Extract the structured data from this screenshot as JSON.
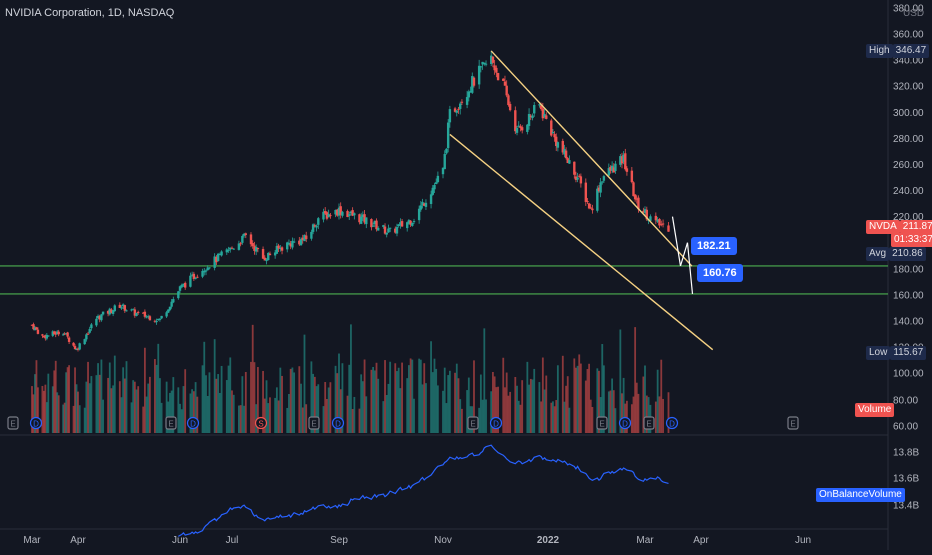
{
  "title": "NVIDIA Corporation, 1D, NASDAQ",
  "currency": "USD",
  "badges": {
    "high": {
      "label": "High",
      "value": "346.47"
    },
    "symbol": {
      "label": "NVDA",
      "value": "211.87",
      "countdown": "01:33:37"
    },
    "avg": {
      "label": "Avg",
      "value": "210.86"
    },
    "low": {
      "label": "Low",
      "value": "115.67"
    }
  },
  "annotations": {
    "target1": "182.21",
    "target2": "160.76"
  },
  "indicators": {
    "volume_label": "Volume",
    "obv_label": "OnBalanceVolume"
  },
  "earnings_markers": [
    "E",
    "D",
    "E",
    "D",
    "S",
    "E",
    "D",
    "E",
    "D",
    "E",
    "D",
    "E",
    "D",
    "E"
  ],
  "colors": {
    "background": "#131722",
    "up": "#26a69a",
    "down": "#ef5350",
    "channel": "#f5d183",
    "support": "#4caf50",
    "obv": "#2962ff",
    "callout": "#2962ff"
  },
  "chart_data": [
    {
      "type": "candlestick",
      "title": "NVIDIA Corporation, 1D, NASDAQ",
      "x_ticks": [
        "Mar",
        "Apr",
        "Jun",
        "Jul",
        "Sep",
        "Nov",
        "2022",
        "Mar",
        "Apr",
        "Jun"
      ],
      "y_ticks": [
        380,
        360,
        340,
        320,
        300,
        280,
        260,
        240,
        220,
        200,
        180,
        160,
        140,
        120
      ],
      "y_tick_labels": [
        "380.00",
        "360.00",
        "340.00",
        "320.00",
        "300.00",
        "280.00",
        "260.00",
        "240.00",
        "220.00",
        "200.00",
        "180.00",
        "160.00",
        "140.00",
        "120.00"
      ],
      "ylim": [
        115,
        385
      ],
      "grid": false,
      "close_path": [
        {
          "x": "2021-03-01",
          "y": 137
        },
        {
          "x": "2021-03-08",
          "y": 128
        },
        {
          "x": "2021-03-22",
          "y": 132
        },
        {
          "x": "2021-03-31",
          "y": 118
        },
        {
          "x": "2021-04-12",
          "y": 142
        },
        {
          "x": "2021-04-26",
          "y": 152
        },
        {
          "x": "2021-05-05",
          "y": 146
        },
        {
          "x": "2021-05-20",
          "y": 141
        },
        {
          "x": "2021-06-01",
          "y": 165
        },
        {
          "x": "2021-06-14",
          "y": 180
        },
        {
          "x": "2021-06-30",
          "y": 195
        },
        {
          "x": "2021-07-09",
          "y": 205
        },
        {
          "x": "2021-07-19",
          "y": 188
        },
        {
          "x": "2021-08-02",
          "y": 199
        },
        {
          "x": "2021-08-13",
          "y": 203
        },
        {
          "x": "2021-08-20",
          "y": 219
        },
        {
          "x": "2021-09-01",
          "y": 225
        },
        {
          "x": "2021-09-15",
          "y": 218
        },
        {
          "x": "2021-10-01",
          "y": 208
        },
        {
          "x": "2021-10-15",
          "y": 219
        },
        {
          "x": "2021-11-01",
          "y": 255
        },
        {
          "x": "2021-11-05",
          "y": 298
        },
        {
          "x": "2021-11-22",
          "y": 330
        },
        {
          "x": "2021-11-29",
          "y": 341
        },
        {
          "x": "2021-12-06",
          "y": 320
        },
        {
          "x": "2021-12-14",
          "y": 285
        },
        {
          "x": "2021-12-27",
          "y": 305
        },
        {
          "x": "2022-01-05",
          "y": 280
        },
        {
          "x": "2022-01-19",
          "y": 250
        },
        {
          "x": "2022-01-27",
          "y": 225
        },
        {
          "x": "2022-02-03",
          "y": 250
        },
        {
          "x": "2022-02-16",
          "y": 264
        },
        {
          "x": "2022-02-24",
          "y": 230
        },
        {
          "x": "2022-03-07",
          "y": 215
        },
        {
          "x": "2022-03-14",
          "y": 211.87
        }
      ],
      "high": 346.47,
      "low": 115.67,
      "last": 211.87,
      "avg": 210.86,
      "horizontal_lines": [
        182.21,
        160.76
      ],
      "channel_upper": [
        {
          "x": "2021-11-29",
          "y": 347
        },
        {
          "x": "2022-03-27",
          "y": 182
        }
      ],
      "channel_lower": [
        {
          "x": "2021-11-05",
          "y": 283
        },
        {
          "x": "2022-04-08",
          "y": 118
        }
      ]
    },
    {
      "type": "bar",
      "name": "Volume",
      "note": "daily volume, relative heights"
    },
    {
      "type": "line",
      "name": "OnBalanceVolume",
      "y_ticks": [
        13.8,
        13.6,
        13.4
      ],
      "y_tick_labels": [
        "13.8B",
        "13.6B",
        "13.4B"
      ]
    }
  ]
}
######
■ **Required work**: Reproduce the whole listing word for word, setting aside any pictures.

■ **Finished task**:
Extract the structured data from this screenshot as JSON.
{
  "title": "NVIDIA Corporation, 1D, NASDAQ",
  "currency": "USD",
  "badges": {
    "high": {
      "label": "High",
      "value": "346.47"
    },
    "symbol": {
      "label": "NVDA",
      "value": "211.87",
      "countdown": "01:33:37"
    },
    "avg": {
      "label": "Avg",
      "value": "210.86"
    },
    "low": {
      "label": "Low",
      "value": "115.67"
    }
  },
  "annotations": {
    "target1": "182.21",
    "target2": "160.76"
  },
  "indicators": {
    "volume_label": "Volume",
    "obv_label": "OnBalanceVolume"
  },
  "earnings_markers": [
    "E",
    "D",
    "E",
    "D",
    "S",
    "E",
    "D",
    "E",
    "D",
    "E",
    "D",
    "E",
    "D",
    "E"
  ],
  "colors": {
    "background": "#131722",
    "up": "#26a69a",
    "down": "#ef5350",
    "channel": "#f5d183",
    "support": "#4caf50",
    "obv": "#2962ff",
    "callout": "#2962ff"
  },
  "chart_data": [
    {
      "type": "candlestick",
      "title": "NVIDIA Corporation, 1D, NASDAQ",
      "x_ticks": [
        "Mar",
        "Apr",
        "Jun",
        "Jul",
        "Sep",
        "Nov",
        "2022",
        "Mar",
        "Apr",
        "Jun"
      ],
      "y_ticks": [
        380,
        360,
        340,
        320,
        300,
        280,
        260,
        240,
        220,
        200,
        180,
        160,
        140,
        120
      ],
      "y_tick_labels": [
        "380.00",
        "360.00",
        "340.00",
        "320.00",
        "300.00",
        "280.00",
        "260.00",
        "240.00",
        "220.00",
        "200.00",
        "180.00",
        "160.00",
        "140.00",
        "120.00"
      ],
      "ylim": [
        115,
        385
      ],
      "grid": false,
      "close_path": [
        {
          "x": "2021-03-01",
          "y": 137
        },
        {
          "x": "2021-03-08",
          "y": 128
        },
        {
          "x": "2021-03-22",
          "y": 132
        },
        {
          "x": "2021-03-31",
          "y": 118
        },
        {
          "x": "2021-04-12",
          "y": 142
        },
        {
          "x": "2021-04-26",
          "y": 152
        },
        {
          "x": "2021-05-05",
          "y": 146
        },
        {
          "x": "2021-05-20",
          "y": 141
        },
        {
          "x": "2021-06-01",
          "y": 165
        },
        {
          "x": "2021-06-14",
          "y": 180
        },
        {
          "x": "2021-06-30",
          "y": 195
        },
        {
          "x": "2021-07-09",
          "y": 205
        },
        {
          "x": "2021-07-19",
          "y": 188
        },
        {
          "x": "2021-08-02",
          "y": 199
        },
        {
          "x": "2021-08-13",
          "y": 203
        },
        {
          "x": "2021-08-20",
          "y": 219
        },
        {
          "x": "2021-09-01",
          "y": 225
        },
        {
          "x": "2021-09-15",
          "y": 218
        },
        {
          "x": "2021-10-01",
          "y": 208
        },
        {
          "x": "2021-10-15",
          "y": 219
        },
        {
          "x": "2021-11-01",
          "y": 255
        },
        {
          "x": "2021-11-05",
          "y": 298
        },
        {
          "x": "2021-11-22",
          "y": 330
        },
        {
          "x": "2021-11-29",
          "y": 341
        },
        {
          "x": "2021-12-06",
          "y": 320
        },
        {
          "x": "2021-12-14",
          "y": 285
        },
        {
          "x": "2021-12-27",
          "y": 305
        },
        {
          "x": "2022-01-05",
          "y": 280
        },
        {
          "x": "2022-01-19",
          "y": 250
        },
        {
          "x": "2022-01-27",
          "y": 225
        },
        {
          "x": "2022-02-03",
          "y": 250
        },
        {
          "x": "2022-02-16",
          "y": 264
        },
        {
          "x": "2022-02-24",
          "y": 230
        },
        {
          "x": "2022-03-07",
          "y": 215
        },
        {
          "x": "2022-03-14",
          "y": 211.87
        }
      ],
      "high": 346.47,
      "low": 115.67,
      "last": 211.87,
      "avg": 210.86,
      "horizontal_lines": [
        182.21,
        160.76
      ],
      "channel_upper": [
        {
          "x": "2021-11-29",
          "y": 347
        },
        {
          "x": "2022-03-27",
          "y": 182
        }
      ],
      "channel_lower": [
        {
          "x": "2021-11-05",
          "y": 283
        },
        {
          "x": "2022-04-08",
          "y": 118
        }
      ]
    },
    {
      "type": "bar",
      "name": "Volume",
      "note": "daily volume, relative heights"
    },
    {
      "type": "line",
      "name": "OnBalanceVolume",
      "y_ticks": [
        13.8,
        13.6,
        13.4
      ],
      "y_tick_labels": [
        "13.8B",
        "13.6B",
        "13.4B"
      ]
    }
  ]
}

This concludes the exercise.